--- 练习要求 ---
将下列全部条目给出为两列 CSV，列名为“文本”和“答案”，每个条目占一行。每个字段各放在一对引号内，字段中的换行一律改为空格。

--- 所给条目 ---

*-*-*

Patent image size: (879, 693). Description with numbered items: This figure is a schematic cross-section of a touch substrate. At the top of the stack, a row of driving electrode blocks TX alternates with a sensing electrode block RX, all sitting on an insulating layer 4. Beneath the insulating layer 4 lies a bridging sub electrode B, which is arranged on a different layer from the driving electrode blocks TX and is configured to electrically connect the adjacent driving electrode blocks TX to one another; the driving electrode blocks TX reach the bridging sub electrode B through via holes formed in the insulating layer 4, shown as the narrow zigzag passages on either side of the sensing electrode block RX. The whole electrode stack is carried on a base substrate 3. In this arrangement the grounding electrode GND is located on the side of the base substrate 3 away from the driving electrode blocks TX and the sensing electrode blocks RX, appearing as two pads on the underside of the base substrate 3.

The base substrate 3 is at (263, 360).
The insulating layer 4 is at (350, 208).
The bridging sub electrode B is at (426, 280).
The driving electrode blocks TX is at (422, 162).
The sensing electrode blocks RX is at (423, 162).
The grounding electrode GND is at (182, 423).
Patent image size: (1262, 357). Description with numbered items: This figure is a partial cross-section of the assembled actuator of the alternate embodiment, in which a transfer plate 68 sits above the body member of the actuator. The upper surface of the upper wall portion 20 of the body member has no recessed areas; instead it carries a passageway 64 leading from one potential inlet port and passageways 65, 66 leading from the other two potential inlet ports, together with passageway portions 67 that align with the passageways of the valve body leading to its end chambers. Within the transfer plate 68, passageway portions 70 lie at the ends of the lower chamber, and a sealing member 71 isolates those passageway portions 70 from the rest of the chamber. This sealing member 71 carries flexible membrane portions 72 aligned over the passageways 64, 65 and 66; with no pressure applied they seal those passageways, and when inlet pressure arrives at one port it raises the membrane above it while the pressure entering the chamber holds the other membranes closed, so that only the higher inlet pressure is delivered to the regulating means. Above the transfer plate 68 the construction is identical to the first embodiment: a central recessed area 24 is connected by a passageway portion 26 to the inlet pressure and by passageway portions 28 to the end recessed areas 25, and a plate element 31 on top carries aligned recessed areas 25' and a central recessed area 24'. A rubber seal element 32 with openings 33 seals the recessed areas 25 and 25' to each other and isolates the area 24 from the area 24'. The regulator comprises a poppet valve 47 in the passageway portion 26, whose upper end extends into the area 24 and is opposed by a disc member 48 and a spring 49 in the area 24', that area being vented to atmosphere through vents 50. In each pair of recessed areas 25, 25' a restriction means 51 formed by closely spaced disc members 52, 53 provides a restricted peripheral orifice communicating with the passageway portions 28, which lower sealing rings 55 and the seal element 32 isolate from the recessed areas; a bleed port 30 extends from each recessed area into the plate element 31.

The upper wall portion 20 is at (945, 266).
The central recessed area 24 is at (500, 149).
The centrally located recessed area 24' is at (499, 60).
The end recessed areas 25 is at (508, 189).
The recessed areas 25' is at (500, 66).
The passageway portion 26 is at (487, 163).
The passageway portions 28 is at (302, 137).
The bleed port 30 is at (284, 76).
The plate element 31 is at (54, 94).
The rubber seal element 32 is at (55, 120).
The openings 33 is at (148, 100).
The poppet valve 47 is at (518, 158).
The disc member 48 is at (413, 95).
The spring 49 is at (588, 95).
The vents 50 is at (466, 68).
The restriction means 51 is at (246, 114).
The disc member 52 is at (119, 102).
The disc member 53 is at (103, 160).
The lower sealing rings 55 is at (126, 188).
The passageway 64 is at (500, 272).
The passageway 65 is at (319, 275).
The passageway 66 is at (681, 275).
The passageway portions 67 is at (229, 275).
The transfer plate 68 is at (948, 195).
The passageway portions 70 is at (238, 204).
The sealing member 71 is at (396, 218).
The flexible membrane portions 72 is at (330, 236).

*-*-*

--- 参考答案 ---
文本,答案
"Patent image size: (879, 693). Description with numbered items: This figure is a schematic cross-section of a touch substrate. At the top of the stack, a row of driving electrode blocks TX alternates with a sensing electrode block RX, all sitting on an insulating layer 4. Beneath the insulating layer 4 lies a bridging sub electrode B, which is arranged on a different layer from the driving electrode blocks TX and is configured to electrically connect the adjacent driving electrode blocks TX to one another; the driving electrode blocks TX reach the bridging sub electrode B through via holes formed in the insulating layer 4, shown as the narrow zigzag passages on either side of the sensing electrode block RX. The whole electrode stack is carried on a base substrate 3. In this arrangement the grounding electrode GND is located on the side of the base substrate 3 away from the driving electrode blocks TX and the sensing electrode blocks RX, appearing as two pads on the underside of the base substrate 3.","The base substrate 3 is at (263, 360). The insulating layer 4 is at (350, 208). The bridging sub electrode B is at (426, 280). The driving electrode blocks TX is at (422, 162). The sensing electrode blocks RX is at (423, 162). The grounding electrode GND is at (182, 423)."
"Patent image size: (1262, 357). Description with numbered items: This figure is a partial cross-section of the assembled actuator of the alternate embodiment, in which a transfer plate 68 sits above the body member of the actuator. The upper surface of the upper wall portion 20 of the body member has no recessed areas; instead it carries a passageway 64 leading from one potential inlet port and passageways 65, 66 leading from the other two potential inlet ports, together with passageway portions 67 that align with the passageways of the valve body leading to its end chambers. Within the transfer plate 68, passageway portions 70 lie at the ends of the lower chamber, and a sealing member 71 isolates those passageway portions 70 from the rest of the chamber. This sealing member 71 carries flexible membrane portions 72 aligned over the passageways 64, 65 and 66; with no pressure applied they seal those passageways, and when inlet pressure arrives at one port it raises the membrane above it while the pressure entering the chamber holds the other membranes closed, so that only the higher inlet pressure is delivered to the regulating means. Above the transfer plate 68 the construction is identical to the first embodiment: a central recessed area 24 is connected by a passageway portion 26 to the inlet pressure and by passageway portions 28 to the end recessed areas 25, and a plate element 31 on top carries aligned recessed areas 25' and a central recessed area 24'. A rubber seal element 32 with openings 33 seals the recessed areas 25 and 25' to each other and isolates the area 24 from the area 24'. The regulator comprises a poppet valve 47 in the passageway portion 26, whose upper end extends into the area 24 and is opposed by a disc member 48 and a spring 49 in the area 24', that area being vented to atmosphere through vents 50. In each pair of recessed areas 25, 25' a restriction means 51 formed by closely spaced disc members 52, 53 provides a restricted peripheral orifice communicating with the passageway portions 28, which lower sealing rings 55 and the seal element 32 isolate from the recessed areas; a bleed port 30 extends from each recessed area into the plate element 31.","The upper wall portion 20 is at (945, 266). The central recessed area 24 is at (500, 149). The centrally located recessed area 24' is at (499, 60). The end recessed areas 25 is at (508, 189). The recessed areas 25' is at (500, 66). The passageway portion 26 is at (487, 163). The passageway portions 28 is at (302, 137). The bleed port 30 is at (284, 76). The plate element 31 is at (54, 94). The rubber seal element 32 is at (55, 120). The openings 33 is at (148, 100). The poppet valve 47 is at (518, 158). The disc member 48 is at (413, 95). The spring 49 is at (588, 95). The vents 50 is at (466, 68). The restriction means 51 is at (246, 114). The disc member 52 is at (119, 102). The disc member 53 is at (103, 160). The lower sealing rings 55 is at (126, 188). The passageway 64 is at (500, 272). The passageway 65 is at (319, 275). The passageway 66 is at (681, 275). The passageway portions 67 is at (229, 275). The transfer plate 68 is at (948, 195). The passageway portions 70 is at (238, 204). The sealing member 71 is at (396, 218). The flexible membrane portions 72 is at (330, 236)."